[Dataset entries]
----------------------------------------
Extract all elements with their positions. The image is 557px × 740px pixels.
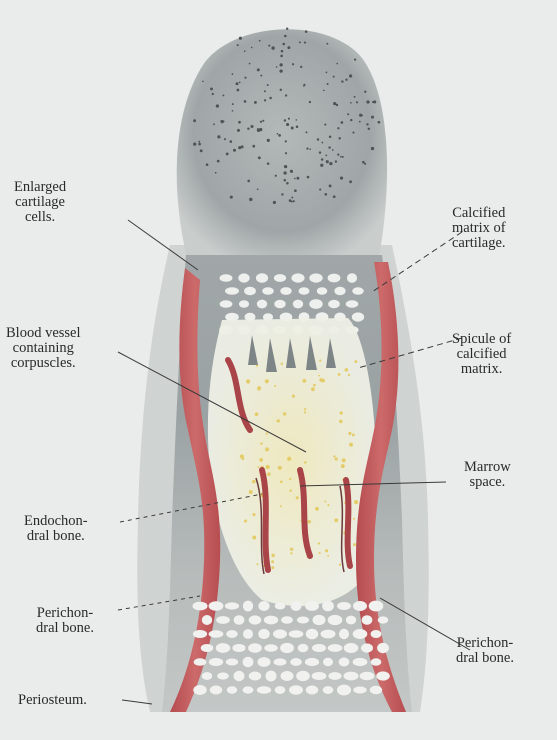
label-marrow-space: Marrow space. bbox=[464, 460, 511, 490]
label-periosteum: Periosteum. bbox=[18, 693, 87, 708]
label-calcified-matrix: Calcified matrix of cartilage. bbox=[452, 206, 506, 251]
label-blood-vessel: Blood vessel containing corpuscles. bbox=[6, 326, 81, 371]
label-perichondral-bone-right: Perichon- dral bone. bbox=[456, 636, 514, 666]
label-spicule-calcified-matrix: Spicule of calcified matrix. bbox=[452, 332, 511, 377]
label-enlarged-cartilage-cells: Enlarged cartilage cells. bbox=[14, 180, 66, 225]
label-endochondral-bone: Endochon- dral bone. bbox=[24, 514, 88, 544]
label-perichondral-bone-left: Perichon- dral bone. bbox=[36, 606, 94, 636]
----------------------------------------
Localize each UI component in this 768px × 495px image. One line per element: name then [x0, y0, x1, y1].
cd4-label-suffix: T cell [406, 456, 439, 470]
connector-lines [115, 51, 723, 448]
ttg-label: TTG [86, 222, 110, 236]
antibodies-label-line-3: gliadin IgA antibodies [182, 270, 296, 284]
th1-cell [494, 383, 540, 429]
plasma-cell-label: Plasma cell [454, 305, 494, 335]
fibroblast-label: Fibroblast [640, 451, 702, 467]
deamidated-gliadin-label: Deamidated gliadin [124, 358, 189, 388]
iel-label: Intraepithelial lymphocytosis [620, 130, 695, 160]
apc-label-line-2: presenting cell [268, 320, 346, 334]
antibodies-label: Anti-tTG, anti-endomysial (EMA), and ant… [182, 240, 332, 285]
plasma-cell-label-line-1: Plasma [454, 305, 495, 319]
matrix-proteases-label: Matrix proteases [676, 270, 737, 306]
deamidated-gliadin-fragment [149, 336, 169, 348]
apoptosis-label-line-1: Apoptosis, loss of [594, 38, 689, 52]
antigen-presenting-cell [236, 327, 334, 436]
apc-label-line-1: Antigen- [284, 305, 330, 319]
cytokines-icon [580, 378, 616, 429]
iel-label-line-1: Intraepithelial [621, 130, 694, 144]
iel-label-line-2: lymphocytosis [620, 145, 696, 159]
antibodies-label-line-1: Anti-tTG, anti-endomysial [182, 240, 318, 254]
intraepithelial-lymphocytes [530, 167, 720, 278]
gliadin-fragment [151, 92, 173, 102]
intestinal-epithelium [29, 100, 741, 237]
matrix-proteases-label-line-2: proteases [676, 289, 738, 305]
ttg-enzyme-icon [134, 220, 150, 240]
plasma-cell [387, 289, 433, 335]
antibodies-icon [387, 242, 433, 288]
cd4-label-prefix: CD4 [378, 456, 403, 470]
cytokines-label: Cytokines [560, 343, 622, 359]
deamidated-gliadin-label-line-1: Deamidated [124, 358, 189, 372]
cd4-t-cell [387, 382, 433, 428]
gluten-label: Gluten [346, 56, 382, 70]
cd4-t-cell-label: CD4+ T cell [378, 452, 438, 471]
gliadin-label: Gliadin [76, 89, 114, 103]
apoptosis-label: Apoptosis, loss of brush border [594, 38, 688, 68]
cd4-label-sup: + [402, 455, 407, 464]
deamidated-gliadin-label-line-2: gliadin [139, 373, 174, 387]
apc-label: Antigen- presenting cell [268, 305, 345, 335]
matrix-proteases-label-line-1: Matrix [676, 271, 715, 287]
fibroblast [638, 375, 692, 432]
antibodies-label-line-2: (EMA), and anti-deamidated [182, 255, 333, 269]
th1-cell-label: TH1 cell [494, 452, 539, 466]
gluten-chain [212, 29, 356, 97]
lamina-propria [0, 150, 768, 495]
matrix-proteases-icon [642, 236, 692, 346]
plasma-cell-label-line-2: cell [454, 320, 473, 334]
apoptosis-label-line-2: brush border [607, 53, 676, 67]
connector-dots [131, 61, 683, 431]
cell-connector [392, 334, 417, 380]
----------------------------------------
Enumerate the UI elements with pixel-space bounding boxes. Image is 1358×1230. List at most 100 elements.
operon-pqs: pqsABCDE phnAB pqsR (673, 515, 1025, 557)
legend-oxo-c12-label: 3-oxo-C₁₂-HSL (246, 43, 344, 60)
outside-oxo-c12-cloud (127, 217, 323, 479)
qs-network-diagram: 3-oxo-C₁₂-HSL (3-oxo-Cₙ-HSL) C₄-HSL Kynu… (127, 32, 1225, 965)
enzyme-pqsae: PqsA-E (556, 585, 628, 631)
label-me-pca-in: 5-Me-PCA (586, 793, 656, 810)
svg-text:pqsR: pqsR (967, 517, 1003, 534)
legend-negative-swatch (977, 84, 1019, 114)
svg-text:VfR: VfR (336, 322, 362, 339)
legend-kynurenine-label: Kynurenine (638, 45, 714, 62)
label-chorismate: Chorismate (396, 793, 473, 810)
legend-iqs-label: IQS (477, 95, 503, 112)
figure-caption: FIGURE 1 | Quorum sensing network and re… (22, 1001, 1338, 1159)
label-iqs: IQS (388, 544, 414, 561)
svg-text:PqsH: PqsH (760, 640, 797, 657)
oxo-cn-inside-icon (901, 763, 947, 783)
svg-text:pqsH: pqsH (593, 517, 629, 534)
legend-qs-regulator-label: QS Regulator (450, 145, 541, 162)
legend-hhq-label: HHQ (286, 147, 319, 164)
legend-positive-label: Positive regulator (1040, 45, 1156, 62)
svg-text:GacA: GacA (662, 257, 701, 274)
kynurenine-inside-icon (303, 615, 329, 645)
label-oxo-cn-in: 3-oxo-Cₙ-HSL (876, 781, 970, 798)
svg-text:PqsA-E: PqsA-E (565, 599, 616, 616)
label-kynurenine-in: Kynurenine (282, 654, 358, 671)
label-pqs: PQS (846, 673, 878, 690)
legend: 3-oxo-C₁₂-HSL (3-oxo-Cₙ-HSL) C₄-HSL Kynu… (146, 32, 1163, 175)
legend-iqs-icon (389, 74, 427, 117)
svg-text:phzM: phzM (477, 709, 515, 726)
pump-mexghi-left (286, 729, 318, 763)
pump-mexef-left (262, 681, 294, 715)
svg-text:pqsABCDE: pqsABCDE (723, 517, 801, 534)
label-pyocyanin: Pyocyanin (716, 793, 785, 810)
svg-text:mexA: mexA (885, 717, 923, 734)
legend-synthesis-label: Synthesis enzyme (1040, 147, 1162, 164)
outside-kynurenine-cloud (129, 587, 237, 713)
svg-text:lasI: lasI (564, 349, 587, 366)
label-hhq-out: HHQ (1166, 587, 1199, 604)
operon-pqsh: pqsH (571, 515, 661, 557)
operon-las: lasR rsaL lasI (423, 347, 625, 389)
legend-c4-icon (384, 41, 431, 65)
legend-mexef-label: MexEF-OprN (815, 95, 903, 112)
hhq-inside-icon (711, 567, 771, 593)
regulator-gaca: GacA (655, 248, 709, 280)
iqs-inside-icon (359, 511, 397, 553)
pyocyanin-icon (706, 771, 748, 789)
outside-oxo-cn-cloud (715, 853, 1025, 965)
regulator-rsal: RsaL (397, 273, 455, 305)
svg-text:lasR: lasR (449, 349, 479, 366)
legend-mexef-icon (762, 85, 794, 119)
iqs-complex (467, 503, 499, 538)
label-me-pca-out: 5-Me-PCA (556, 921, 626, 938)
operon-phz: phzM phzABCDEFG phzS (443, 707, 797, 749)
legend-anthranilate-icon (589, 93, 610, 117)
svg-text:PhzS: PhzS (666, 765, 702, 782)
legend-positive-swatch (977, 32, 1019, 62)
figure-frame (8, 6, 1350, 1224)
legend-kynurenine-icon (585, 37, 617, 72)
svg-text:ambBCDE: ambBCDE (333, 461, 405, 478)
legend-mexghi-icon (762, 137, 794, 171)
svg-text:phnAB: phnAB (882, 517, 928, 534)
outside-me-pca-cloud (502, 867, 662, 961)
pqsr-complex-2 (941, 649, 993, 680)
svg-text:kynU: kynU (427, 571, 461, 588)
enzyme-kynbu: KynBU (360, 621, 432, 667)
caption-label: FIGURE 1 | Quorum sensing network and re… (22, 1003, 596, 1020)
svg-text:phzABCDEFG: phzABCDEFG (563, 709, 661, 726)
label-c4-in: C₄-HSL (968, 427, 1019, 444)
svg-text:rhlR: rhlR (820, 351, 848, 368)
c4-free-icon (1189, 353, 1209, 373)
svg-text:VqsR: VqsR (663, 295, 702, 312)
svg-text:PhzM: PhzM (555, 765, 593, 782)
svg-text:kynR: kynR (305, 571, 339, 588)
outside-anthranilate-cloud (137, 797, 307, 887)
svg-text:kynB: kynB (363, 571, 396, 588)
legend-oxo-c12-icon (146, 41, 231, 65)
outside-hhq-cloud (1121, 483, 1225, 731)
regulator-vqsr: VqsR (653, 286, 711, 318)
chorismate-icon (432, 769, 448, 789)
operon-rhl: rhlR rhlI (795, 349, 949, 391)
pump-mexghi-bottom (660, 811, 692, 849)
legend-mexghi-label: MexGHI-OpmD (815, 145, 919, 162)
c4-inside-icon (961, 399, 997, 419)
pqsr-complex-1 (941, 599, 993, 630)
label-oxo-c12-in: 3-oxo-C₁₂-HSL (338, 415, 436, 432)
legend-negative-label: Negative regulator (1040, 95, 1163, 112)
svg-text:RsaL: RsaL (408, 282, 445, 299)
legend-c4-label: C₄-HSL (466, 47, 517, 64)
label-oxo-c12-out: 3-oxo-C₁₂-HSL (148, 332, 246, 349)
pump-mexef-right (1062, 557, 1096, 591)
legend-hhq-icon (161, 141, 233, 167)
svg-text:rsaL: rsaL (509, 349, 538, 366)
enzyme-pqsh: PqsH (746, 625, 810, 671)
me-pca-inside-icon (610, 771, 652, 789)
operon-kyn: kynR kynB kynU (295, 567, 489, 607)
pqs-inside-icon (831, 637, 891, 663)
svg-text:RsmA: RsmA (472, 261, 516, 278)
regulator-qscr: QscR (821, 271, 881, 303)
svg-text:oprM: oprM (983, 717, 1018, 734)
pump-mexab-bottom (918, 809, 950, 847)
----------------------------------------
- **Problem**:
Apply a filter for "complex" to the entries and show each line that passes.

- **Answer space**:
iqs-complex (467, 503, 499, 538)
pqsr-complex-2 (941, 649, 993, 680)
pqsr-complex-1 (941, 599, 993, 630)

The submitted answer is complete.